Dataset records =
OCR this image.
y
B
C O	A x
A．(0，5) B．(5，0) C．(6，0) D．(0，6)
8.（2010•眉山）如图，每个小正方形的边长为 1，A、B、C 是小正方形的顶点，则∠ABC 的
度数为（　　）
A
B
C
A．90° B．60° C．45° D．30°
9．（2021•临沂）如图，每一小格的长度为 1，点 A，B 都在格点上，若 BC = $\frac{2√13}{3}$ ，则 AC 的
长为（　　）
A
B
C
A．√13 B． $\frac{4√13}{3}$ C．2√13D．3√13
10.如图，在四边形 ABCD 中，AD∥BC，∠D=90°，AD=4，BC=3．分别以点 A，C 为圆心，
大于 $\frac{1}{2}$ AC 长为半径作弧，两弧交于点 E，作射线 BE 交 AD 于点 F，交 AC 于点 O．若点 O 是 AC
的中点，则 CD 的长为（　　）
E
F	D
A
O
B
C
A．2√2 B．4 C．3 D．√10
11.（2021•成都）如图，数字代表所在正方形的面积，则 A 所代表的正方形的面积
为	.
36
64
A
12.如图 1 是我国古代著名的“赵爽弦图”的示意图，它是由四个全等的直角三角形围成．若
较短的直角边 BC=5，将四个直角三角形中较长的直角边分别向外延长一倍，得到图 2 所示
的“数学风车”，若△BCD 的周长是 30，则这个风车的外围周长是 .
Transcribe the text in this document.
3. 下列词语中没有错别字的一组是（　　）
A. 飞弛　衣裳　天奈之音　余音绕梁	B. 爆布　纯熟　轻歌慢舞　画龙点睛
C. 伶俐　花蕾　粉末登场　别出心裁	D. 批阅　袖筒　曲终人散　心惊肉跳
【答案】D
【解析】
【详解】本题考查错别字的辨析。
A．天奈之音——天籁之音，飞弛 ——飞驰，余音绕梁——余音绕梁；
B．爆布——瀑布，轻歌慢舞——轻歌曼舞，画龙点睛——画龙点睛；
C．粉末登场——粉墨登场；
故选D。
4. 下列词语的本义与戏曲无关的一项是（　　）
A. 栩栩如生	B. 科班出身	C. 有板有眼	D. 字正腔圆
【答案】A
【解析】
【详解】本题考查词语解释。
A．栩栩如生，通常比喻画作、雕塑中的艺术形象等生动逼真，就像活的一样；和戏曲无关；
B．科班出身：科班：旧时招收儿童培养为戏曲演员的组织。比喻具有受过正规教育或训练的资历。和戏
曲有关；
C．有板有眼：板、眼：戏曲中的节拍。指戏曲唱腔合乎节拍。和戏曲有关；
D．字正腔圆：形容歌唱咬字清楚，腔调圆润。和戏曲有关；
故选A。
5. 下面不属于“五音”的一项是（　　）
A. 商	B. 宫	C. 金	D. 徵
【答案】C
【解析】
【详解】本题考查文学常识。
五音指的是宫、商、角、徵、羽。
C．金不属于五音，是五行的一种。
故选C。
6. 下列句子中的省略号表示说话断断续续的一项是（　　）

SET EXERCISE = Output an exact copy of each record.

SOLUTION TO THE PROBLEM =
OCR this image.
y
B
C O	A x
A．(0，5) B．(5，0) C．(6，0) D．(0，6)
8.（2010•眉山）如图，每个小正方形的边长为 1，A、B、C 是小正方形的顶点，则∠ABC 的
度数为（　　）
A
B
C
A．90° B．60° C．45° D．30°
9．（2021•临沂）如图，每一小格的长度为 1，点 A，B 都在格点上，若 BC = $\frac{2√13}{3}$ ，则 AC 的
长为（　　）
A
B
C
A．√13 B． $\frac{4√13}{3}$ C．2√13D．3√13
10.如图，在四边形 ABCD 中，AD∥BC，∠D=90°，AD=4，BC=3．分别以点 A，C 为圆心，
大于 $\frac{1}{2}$ AC 长为半径作弧，两弧交于点 E，作射线 BE 交 AD 于点 F，交 AC 于点 O．若点 O 是 AC
的中点，则 CD 的长为（　　）
E
F	D
A
O
B
C
A．2√2 B．4 C．3 D．√10
11.（2021•成都）如图，数字代表所在正方形的面积，则 A 所代表的正方形的面积
为	.
36
64
A
12.如图 1 是我国古代著名的“赵爽弦图”的示意图，它是由四个全等的直角三角形围成．若
较短的直角边 BC=5，将四个直角三角形中较长的直角边分别向外延长一倍，得到图 2 所示
的“数学风车”，若△BCD 的周长是 30，则这个风车的外围周长是 .
Transcribe the text in this document.
3. 下列词语中没有错别字的一组是（　　）
A. 飞弛　衣裳　天奈之音　余音绕梁	B. 爆布　纯熟　轻歌慢舞　画龙点睛
C. 伶俐　花蕾　粉末登场　别出心裁	D. 批阅　袖筒　曲终人散　心惊肉跳
【答案】D
【解析】
【详解】本题考查错别字的辨析。
A．天奈之音——天籁之音，飞弛 ——飞驰，余音绕梁——余音绕梁；
B．爆布——瀑布，轻歌慢舞——轻歌曼舞，画龙点睛——画龙点睛；
C．粉末登场——粉墨登场；
故选D。
4. 下列词语的本义与戏曲无关的一项是（　　）
A. 栩栩如生	B. 科班出身	C. 有板有眼	D. 字正腔圆
【答案】A
【解析】
【详解】本题考查词语解释。
A．栩栩如生，通常比喻画作、雕塑中的艺术形象等生动逼真，就像活的一样；和戏曲无关；
B．科班出身：科班：旧时招收儿童培养为戏曲演员的组织。比喻具有受过正规教育或训练的资历。和戏
曲有关；
C．有板有眼：板、眼：戏曲中的节拍。指戏曲唱腔合乎节拍。和戏曲有关；
D．字正腔圆：形容歌唱咬字清楚，腔调圆润。和戏曲有关；
故选A。
5. 下面不属于“五音”的一项是（　　）
A. 商	B. 宫	C. 金	D. 徵
【答案】C
【解析】
【详解】本题考查文学常识。
五音指的是宫、商、角、徵、羽。
C．金不属于五音，是五行的一种。
故选C。
6. 下列句子中的省略号表示说话断断续续的一项是（　　）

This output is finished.